---------- SUPPLIED MATERIAL ----------

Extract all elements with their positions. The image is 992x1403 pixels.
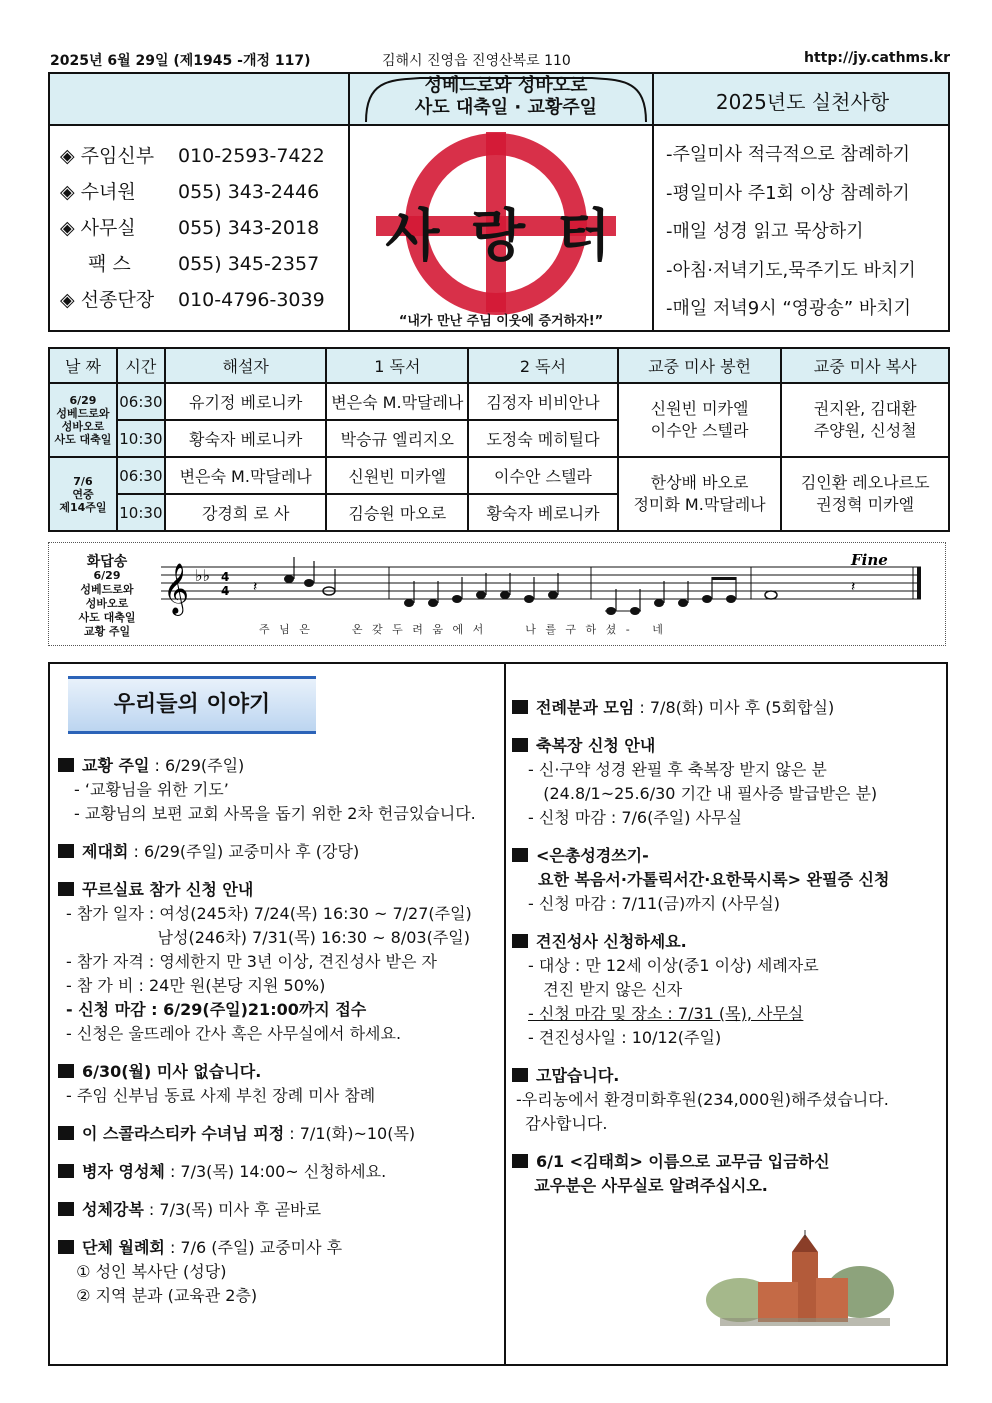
reading2-cell: 황숙자 베로니카 <box>468 494 618 531</box>
announcement-line: - 신청은 울뜨레아 간사 혹은 사무실에서 하세요. <box>66 1024 402 1043</box>
announcement-line: -우리농에서 환경미화후원(234,000원)해주셨습니다. <box>516 1090 889 1109</box>
announcement-item <box>512 844 942 916</box>
time-cell: 06:30 <box>117 457 165 494</box>
altar-server-cell: 권지완, 김대환 주양원, 신성철 <box>781 383 949 457</box>
contact-label: 팩 스 <box>88 253 131 275</box>
announcement-heading <box>58 754 498 778</box>
svg-text:𝄽: 𝄽 <box>253 579 258 595</box>
psalm-occasion: 6/29 성베드로와 성바오로 사도 대축일 교황 주일 <box>78 569 136 638</box>
heading-text: 꾸르실료 참가 신청 안내 <box>82 880 254 899</box>
bullet-square-icon <box>58 758 74 772</box>
svg-text:𝄽: 𝄽 <box>851 579 856 595</box>
date-cell: 6/29 성베드로와 성바오로 사도 대축일 <box>49 383 117 457</box>
announcement-item <box>58 878 498 1046</box>
contact-row <box>60 282 325 318</box>
practice-list <box>666 136 916 329</box>
svg-text:4: 4 <box>221 584 230 598</box>
heading-text: 제대회 <box>82 842 129 861</box>
announcement-heading <box>58 1198 498 1222</box>
announcement-heading <box>58 840 498 864</box>
contact-label: ◈ 수녀원 <box>60 181 136 203</box>
church-illustration-icon <box>700 1230 900 1336</box>
announcement-item <box>512 696 942 720</box>
issue-date: 2025년 6월 29일 (제1945 -개정 117) <box>50 53 311 69</box>
contact-row <box>60 138 325 174</box>
psalm-lyrics: 주 님 은 온 갖 두 려 움 에 서 나 를 구 하 셨 - 네 <box>259 623 666 636</box>
practice-item: -평일미사 주1회 이상 참례하기 <box>666 182 910 204</box>
announcement-item <box>512 734 942 830</box>
heading-text: 단체 월례회 <box>82 1238 165 1257</box>
announcement-heading <box>512 1150 942 1174</box>
bullet-square-icon <box>58 1202 74 1216</box>
psalm-label-block <box>57 555 157 639</box>
bullet-square-icon <box>512 738 528 752</box>
heading-text: 고맙습니다. <box>536 1066 620 1085</box>
announcement-line: 요한 복음서·가톨릭서간·요한묵시록> 완필증 신청 <box>538 870 890 889</box>
announcement-line: - 참가 일자 : 여성(245차) 7/24(목) 16:30 ~ 7/27(주일) <box>66 904 472 923</box>
announcement-item <box>512 1064 942 1136</box>
left-column <box>58 740 498 1308</box>
announcement-item <box>512 930 942 1050</box>
practice-title: 2025년도 실천사항 <box>715 90 890 114</box>
announcement-line: ① 성인 복사단 (성당) <box>66 1262 227 1281</box>
date-cell: 7/6 연중 제14주일 <box>49 457 117 531</box>
announcement-line: - ‘교황님을 위한 기도’ <box>74 780 229 799</box>
announcement-item <box>58 1060 498 1108</box>
offering-cell: 한상배 바오로 정미화 M.막달레나 <box>618 457 782 531</box>
svg-text:4: 4 <box>221 570 230 584</box>
reading1-cell: 박승규 엘리지오 <box>326 420 468 457</box>
svg-text:𝄞: 𝄞 <box>163 563 190 614</box>
reading2-cell: 김정자 비비안나 <box>468 383 618 420</box>
table-header-row <box>49 348 949 383</box>
ministry-schedule-table <box>48 347 950 532</box>
announcement-line: - 참가 자격 : 영세한지 만 3년 이상, 견진성사 받은 자 <box>66 952 437 971</box>
contact-row <box>60 246 325 282</box>
reading1-cell: 김승원 마오로 <box>326 494 468 531</box>
psalm-label: 화답송 <box>86 554 128 570</box>
announcement-item <box>58 840 498 864</box>
time-cell: 10:30 <box>117 494 165 531</box>
practice-item: -매일 성경 읽고 묵상하기 <box>666 221 864 242</box>
reading2-cell: 도정숙 메히틸다 <box>468 420 618 457</box>
announcement-line: 교우분은 사무실로 알려주십시오. <box>512 1176 768 1195</box>
contact-label: ◈ 주임신부 <box>60 145 155 167</box>
contact-label: ◈ 사무실 <box>60 217 136 239</box>
contact-list <box>60 138 325 318</box>
svg-text:♭♭: ♭♭ <box>195 566 211 585</box>
commentator-cell: 강경희 로 사 <box>165 494 327 531</box>
announcement-line: - 신청 마감 : 6/29(주일)21:00까지 접수 <box>66 1000 367 1019</box>
announcement-item <box>58 1160 498 1184</box>
announcement-line: 감사합니다. <box>520 1114 608 1133</box>
heading-text: 병자 영성체 <box>82 1162 165 1181</box>
heading-text: 6/1 <김태희> 이름으로 교무금 입금하신 <box>536 1152 830 1171</box>
bullet-square-icon <box>58 1064 74 1078</box>
announcement-heading <box>58 1236 498 1260</box>
divider <box>652 74 654 330</box>
contact-value: 055) 345-2357 <box>178 253 320 275</box>
heading-detail: : 7/1(화)~10(목) <box>284 1124 416 1143</box>
feast-line2: 사도 대축일 · 교황주일 <box>414 97 598 118</box>
church-address: 김해시 진영읍 진영산복로 110 <box>382 53 571 69</box>
bullet-square-icon <box>512 700 528 714</box>
column-header: 2 독서 <box>468 348 618 383</box>
announcement-line: - 참 가 비 : 24만 원(본당 지원 50%) <box>66 976 326 995</box>
contact-row <box>60 210 325 246</box>
time-cell: 10:30 <box>117 420 165 457</box>
announcement-line: - 신청 마감 및 장소 : 7/31 (목), 사무실 <box>528 1004 804 1023</box>
table-row <box>49 383 949 420</box>
bullet-square-icon <box>512 1068 528 1082</box>
logo-slogan: “내가 만난 주님 이웃에 증거하자!” <box>398 314 604 329</box>
heading-text: 견진성사 신청하세요. <box>536 932 687 951</box>
announcement-item <box>58 1122 498 1146</box>
commentator-cell: 유기정 베로니카 <box>165 383 327 420</box>
announcements-box <box>48 662 948 1366</box>
announcement-line: 남성(246차) 7/31(목) 16:30 ~ 8/03(주일) <box>66 928 470 947</box>
reading1-cell: 신원빈 미카엘 <box>326 457 468 494</box>
feast-title <box>360 72 652 124</box>
column-header: 1 독서 <box>326 348 468 383</box>
announcement-line: - 견진성사일 : 10/12(주일) <box>528 1028 722 1047</box>
contact-row <box>60 174 325 210</box>
announcement-line: - 주임 신부님 동료 사제 부친 장례 미사 참례 <box>66 1086 376 1105</box>
announcement-line: - 교황님의 보편 교회 사목을 돕기 위한 2차 헌금있습니다. <box>74 804 476 823</box>
announcement-heading <box>512 1064 942 1088</box>
heading-text: 이 스콜라스티카 수녀님 피정 <box>82 1124 285 1143</box>
announcement-item <box>58 754 498 826</box>
announcement-heading <box>58 1122 498 1146</box>
altar-server-cell: 김인환 레오나르도 권정혁 미카엘 <box>781 457 949 531</box>
announcement-heading <box>512 930 942 954</box>
announcement-heading <box>512 844 942 868</box>
website-link[interactable]: http://jy.cathms.kr <box>803 50 950 66</box>
heading-detail: : 6/29(주일) 교중미사 후 (강당) <box>128 842 360 861</box>
announcement-heading <box>58 1160 498 1184</box>
bullet-square-icon <box>512 848 528 862</box>
announcement-heading <box>58 1060 498 1084</box>
heading-detail: : 7/3(목) 미사 후 곧바로 <box>143 1200 322 1219</box>
bullet-square-icon <box>58 1126 74 1140</box>
announcement-line: - 신·구약 성경 완필 후 축복장 받지 않은 분 <box>528 760 827 779</box>
responsorial-psalm <box>48 542 946 646</box>
heading-text: 전례분과 모임 <box>536 698 635 717</box>
music-staff-icon <box>161 551 941 621</box>
heading-text: <은총성경쓰기- <box>536 846 649 865</box>
contact-value: 055) 343-2446 <box>178 181 320 203</box>
announcement-item <box>58 1198 498 1222</box>
announcement-heading <box>512 734 942 758</box>
bullet-square-icon <box>512 1154 528 1168</box>
bullet-square-icon <box>58 882 74 896</box>
column-header: 교중 미사 봉헌 <box>618 348 782 383</box>
practice-item: -주일미사 적극적으로 참례하기 <box>666 144 910 165</box>
column-header: 날 짜 <box>49 348 117 383</box>
offering-cell: 신원빈 미카엘 이수안 스텔라 <box>618 383 782 457</box>
column-divider <box>504 664 506 1364</box>
heading-text: 성체강복 <box>82 1200 144 1219</box>
announcement-heading <box>58 878 498 902</box>
heading-text: 축복장 신청 안내 <box>536 736 656 755</box>
right-column <box>512 682 942 1198</box>
feast-line1: 성베드로와 성바오로 <box>424 75 588 96</box>
bullet-square-icon <box>512 934 528 948</box>
reading1-cell: 변은숙 M.막달레나 <box>326 383 468 420</box>
heading-text: 6/30(월) 미사 없습니다. <box>82 1062 262 1081</box>
news-title: 우리들의 이야기 <box>68 676 316 734</box>
commentator-cell: 황숙자 베로니카 <box>165 420 327 457</box>
announcement-line: (24.8/1~25.6/30 기간 내 필사증 발급받은 분) <box>528 784 878 803</box>
contact-value: 010-4796-3039 <box>178 289 325 311</box>
column-header: 교중 미사 복사 <box>781 348 949 383</box>
reading2-cell: 이수안 스텔라 <box>468 457 618 494</box>
table-row <box>49 457 949 494</box>
announcement-item <box>512 1150 942 1198</box>
heading-detail: : 6/29(주일) <box>149 756 245 775</box>
contact-label: ◈ 선종단장 <box>60 289 155 311</box>
header-box <box>48 72 950 332</box>
logo-text: 사 랑 터 <box>385 204 617 269</box>
announcement-line: - 대상 : 만 12세 이상(중1 이상) 세례자로 <box>528 956 819 975</box>
announcement-item <box>58 1236 498 1308</box>
time-cell: 06:30 <box>117 383 165 420</box>
announcement-line: ② 지역 분과 (교육관 2층) <box>66 1286 258 1305</box>
announcement-line: 견진 받지 않은 신자 <box>528 980 683 999</box>
heading-detail: : 7/6 (주일) 교중미사 후 <box>164 1238 343 1257</box>
column-header: 해설자 <box>165 348 327 383</box>
contact-value: 055) 343-2018 <box>178 217 320 239</box>
bullet-square-icon <box>58 1240 74 1254</box>
column-header: 시간 <box>117 348 165 383</box>
top-bar <box>50 50 950 72</box>
practice-item: -매일 저녁9시 “영광송” 바치기 <box>666 298 912 319</box>
fine-marking: Fine <box>851 551 888 569</box>
heading-detail: : 7/8(화) 미사 후 (5회합실) <box>634 698 835 717</box>
announcement-line: - 신청 마감 : 7/11(금)까지 (사무실) <box>528 894 781 913</box>
announcement-line: - 신청 마감 : 7/6(주일) 사무실 <box>528 808 742 827</box>
announcement-heading <box>512 696 942 720</box>
bullet-square-icon <box>58 1164 74 1178</box>
heading-detail: : 7/3(목) 14:00~ 신청하세요. <box>164 1162 387 1181</box>
contact-value: 010-2593-7422 <box>178 145 325 167</box>
bullet-square-icon <box>58 844 74 858</box>
commentator-cell: 변은숙 M.막달레나 <box>165 457 327 494</box>
practice-item: -아침·저녁기도,묵주기도 바치기 <box>666 259 916 281</box>
heading-text: 교황 주일 <box>82 756 150 775</box>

----------

Update the material starting at the line that contains "reading2-cell: 황숙자 베로니카" and ending at the line that contains "altar-server-cell: 권지완, 김대환": replace "06:30" with "07:00" and leave everything else unchanged. Output only those lines.

FULL RESPONSE:
reading2-cell: 황숙자 베로니카 <box>468 494 618 531</box>
announcement-line: - 신청은 울뜨레아 간사 혹은 사무실에서 하세요. <box>66 1024 402 1043</box>
announcement-line: -우리농에서 환경미화후원(234,000원)해주셨습니다. <box>516 1090 889 1109</box>
announcement-item <box>512 844 942 916</box>
time-cell: 07:00 <box>117 457 165 494</box>
altar-server-cell: 권지완, 김대환 주양원, 신성철 <box>781 383 949 457</box>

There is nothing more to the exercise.